## CHALLENGE
Turn all of the material below into a numbered list with one line per item, leaving out blank lines and the pictures.

## PROVIDED DATA
%%
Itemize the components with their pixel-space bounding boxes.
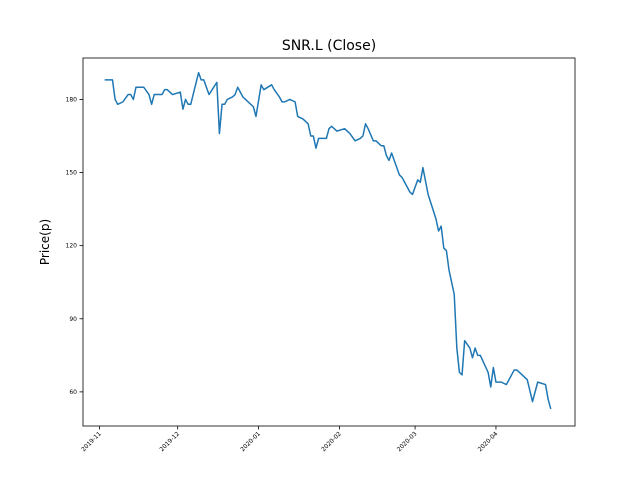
- y-axis-label: Price(p): [38, 219, 52, 265]
- price-line: [104, 71, 552, 410]
- chart-title: SNR.L (Close): [282, 38, 376, 54]
- y-tick-label: 90: [69, 316, 77, 323]
- y-tick-label: 120: [66, 243, 78, 250]
- y-tick-label: 150: [66, 170, 78, 177]
- y-tick-label: 60: [69, 389, 77, 396]
- plot-frame: [82, 57, 576, 427]
- y-tick-label: 180: [66, 96, 78, 103]
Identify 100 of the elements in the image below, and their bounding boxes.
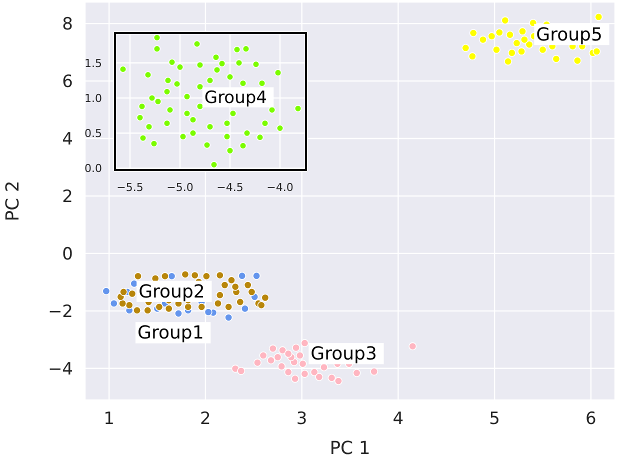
point	[216, 291, 224, 300]
point	[300, 370, 309, 378]
point	[133, 306, 142, 314]
point	[184, 302, 192, 311]
point	[495, 28, 504, 36]
x-tick-label: −4.5	[216, 180, 244, 194]
point	[266, 356, 275, 364]
point	[274, 353, 282, 362]
point	[274, 69, 282, 76]
point	[154, 98, 162, 106]
point	[261, 294, 270, 302]
y-tick-label: 0.5	[84, 126, 102, 140]
point	[256, 134, 264, 141]
point	[168, 58, 176, 66]
point	[139, 134, 147, 142]
point	[150, 140, 158, 148]
point	[164, 76, 172, 84]
point	[163, 88, 171, 96]
point	[252, 60, 260, 68]
point	[512, 39, 521, 48]
point	[253, 358, 262, 367]
point	[239, 142, 247, 150]
point	[462, 44, 470, 52]
y-tick-label: 1.5	[84, 56, 102, 70]
point	[573, 56, 582, 65]
point	[243, 129, 251, 137]
point	[226, 147, 234, 154]
point	[134, 272, 142, 280]
point	[183, 92, 191, 100]
point	[239, 80, 247, 87]
point	[248, 288, 256, 296]
y-tick-label: 1.0	[84, 92, 102, 105]
point	[235, 59, 243, 66]
point	[102, 287, 110, 296]
series-label: Group5	[536, 24, 602, 46]
point	[160, 272, 169, 280]
series-label: Group2	[138, 281, 205, 302]
point	[268, 344, 277, 353]
point	[520, 36, 528, 44]
point	[173, 80, 181, 88]
x-tick-label: 4	[392, 409, 404, 430]
point	[181, 270, 190, 278]
point	[138, 102, 146, 110]
point	[236, 298, 244, 306]
point	[174, 310, 182, 318]
point	[370, 368, 378, 376]
point	[145, 123, 153, 130]
point	[183, 110, 191, 118]
series-label: Group4	[204, 88, 267, 108]
point	[164, 304, 173, 313]
point	[206, 76, 214, 84]
point	[125, 301, 134, 310]
point	[119, 66, 127, 73]
point	[202, 272, 210, 280]
y-tick-label: −2	[48, 302, 73, 322]
point	[189, 129, 197, 137]
point	[198, 302, 206, 311]
point	[276, 124, 284, 132]
point	[518, 27, 526, 36]
point	[292, 344, 300, 352]
point	[242, 45, 250, 52]
point	[594, 12, 603, 21]
y-tick-label: 0	[62, 244, 73, 264]
y-axis-title: PC 2	[2, 180, 24, 222]
point	[190, 271, 199, 280]
point	[261, 120, 269, 127]
point	[216, 271, 224, 280]
point	[206, 123, 214, 130]
point	[144, 306, 152, 314]
point	[278, 362, 286, 370]
point	[179, 133, 187, 140]
point	[538, 46, 547, 54]
x-tick-label: 3	[296, 409, 308, 430]
point	[294, 104, 302, 112]
series-label: Group1	[138, 322, 204, 344]
point	[136, 114, 144, 122]
point	[592, 47, 601, 56]
x-tick-label: 2	[200, 409, 211, 430]
point	[224, 314, 233, 322]
point	[298, 360, 307, 368]
point	[176, 64, 184, 71]
point	[128, 290, 136, 298]
point	[148, 94, 156, 102]
point	[229, 110, 237, 118]
point	[237, 366, 246, 375]
point	[196, 61, 204, 69]
y-tick-label: 8	[62, 14, 73, 35]
point	[468, 52, 476, 60]
point	[227, 276, 236, 284]
point	[196, 83, 204, 90]
point	[166, 106, 174, 114]
point	[224, 302, 233, 311]
point	[525, 40, 534, 49]
point	[210, 161, 218, 168]
point	[320, 363, 328, 372]
point	[231, 282, 240, 291]
y-tick-label: 4	[62, 130, 73, 150]
x-tick-label: −4.0	[266, 180, 294, 194]
point	[478, 36, 487, 44]
point	[110, 299, 118, 308]
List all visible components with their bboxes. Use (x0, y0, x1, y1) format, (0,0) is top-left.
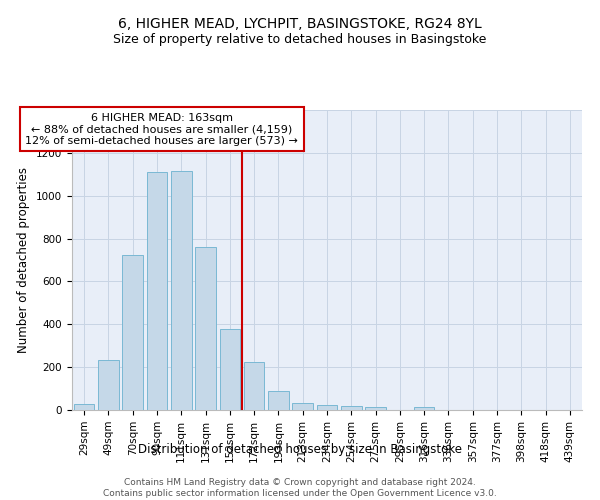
%%
## RESULT OF THIS TASK
1. Itemize the components with their pixel-space bounding boxes.
2. - y-axis-label: Price(p): [38, 219, 52, 265]
3. - price-line: [104, 71, 552, 410]
4. - chart-title: SNR.L (Close): [282, 38, 376, 54]
5. - y-tick-label: 90: [69, 316, 77, 323]
6. - y-tick-label: 120: [66, 243, 78, 250]
7. - y-tick-label: 150: [66, 170, 78, 177]
8. - y-tick-label: 60: [69, 389, 77, 396]
9. - plot-frame: [82, 57, 576, 427]
10. - y-tick-label: 180: [66, 96, 78, 103]
11. Identify 100 of the elements in the image below, and their bounding boxes.
12. point	[216, 291, 224, 300]
13. point	[300, 370, 309, 378]
14. point	[133, 306, 142, 314]
15. point	[184, 302, 192, 311]
16. point	[495, 28, 504, 36]
17. x-tick-label: −4.5	[216, 180, 244, 194]
18. point	[266, 356, 275, 364]
19. point	[274, 353, 282, 362]
20. point	[274, 69, 282, 76]
21. point	[154, 98, 162, 106]
22. point	[261, 294, 270, 302]
23. y-tick-label: 0.5	[84, 126, 102, 140]
24. point	[256, 134, 264, 141]
25. point	[168, 58, 176, 66]
26. point	[139, 134, 147, 142]
27. point	[150, 140, 158, 148]
28. point	[164, 76, 172, 84]
29. point	[163, 88, 171, 96]
30. point	[252, 60, 260, 68]
31. point	[512, 39, 521, 48]
32. point	[253, 358, 262, 367]
33. point	[239, 142, 247, 150]
34. point	[462, 44, 470, 52]
35. y-tick-label: 1.5	[84, 56, 102, 70]
36. point	[573, 56, 582, 65]
37. point	[243, 129, 251, 137]
38. point	[226, 147, 234, 154]
39. point	[134, 272, 142, 280]
40. point	[183, 92, 191, 100]
41. point	[239, 80, 247, 87]
42. point	[248, 288, 256, 296]
43. y-tick-label: 1.0	[84, 92, 102, 105]
44. point	[235, 59, 243, 66]
45. point	[102, 287, 110, 296]
46. series-label: Group5	[536, 24, 602, 46]
47. point	[160, 272, 169, 280]
48. series-label: Group2	[138, 281, 205, 302]
49. point	[268, 344, 277, 353]
50. point	[520, 36, 528, 44]
51. point	[173, 80, 181, 88]
52. x-tick-label: 4	[392, 409, 404, 430]
53. point	[181, 270, 190, 278]
54. point	[138, 102, 146, 110]
55. point	[236, 298, 244, 306]
56. point	[174, 310, 182, 318]
57. point	[370, 368, 378, 376]
58. point	[145, 123, 153, 130]
59. point	[183, 110, 191, 118]
60. series-label: Group4	[204, 88, 267, 108]
61. point	[164, 304, 173, 313]
62. point	[206, 76, 214, 84]
63. point	[125, 301, 134, 310]
64. point	[119, 66, 127, 73]
65. point	[202, 272, 210, 280]
66. y-tick-label: −2	[48, 302, 73, 322]
67. point	[189, 129, 197, 137]
68. point	[198, 302, 206, 311]
69. point	[276, 124, 284, 132]
70. point	[518, 27, 526, 36]
71. point	[292, 344, 300, 352]
72. point	[242, 45, 250, 52]
73. point	[594, 12, 603, 21]
74. y-tick-label: 0	[62, 244, 73, 264]
75. y-axis-title: PC 2	[2, 180, 24, 222]
76. point	[190, 271, 199, 280]
77. point	[261, 120, 269, 127]
78. point	[216, 271, 224, 280]
79. point	[206, 123, 214, 130]
80. point	[144, 306, 152, 314]
81. point	[278, 362, 286, 370]
82. point	[179, 133, 187, 140]
83. point	[538, 46, 547, 54]
84. x-tick-label: 3	[296, 409, 308, 430]
85. point	[294, 104, 302, 112]
86. series-label: Group1	[138, 322, 204, 344]
87. point	[136, 114, 144, 122]
88. point	[592, 47, 601, 56]
89. x-tick-label: 2	[200, 409, 211, 430]
90. point	[224, 314, 233, 322]
91. point	[298, 360, 307, 368]
92. point	[176, 64, 184, 71]
93. point	[128, 290, 136, 298]
94. point	[148, 94, 156, 102]
95. point	[229, 110, 237, 118]
96. point	[237, 366, 246, 375]
97. point	[196, 61, 204, 69]
98. y-tick-label: 8	[62, 14, 73, 35]
99. point	[468, 52, 476, 60]
100. point	[227, 276, 236, 284]
101. point	[196, 83, 204, 90]
102. point	[166, 106, 174, 114]
103. point	[224, 302, 233, 311]
104. point	[525, 40, 534, 49]
105. point	[210, 161, 218, 168]
106. point	[320, 363, 328, 372]
107. point	[231, 282, 240, 291]
108. y-tick-label: 4	[62, 130, 73, 150]
109. x-tick-label: −4.0	[266, 180, 294, 194]
110. point	[478, 36, 487, 44]
111. point	[110, 299, 118, 308]
112. List all visible components with their bboxes. Use (x0, y0, x1, y1) format, (0,0) is top-left.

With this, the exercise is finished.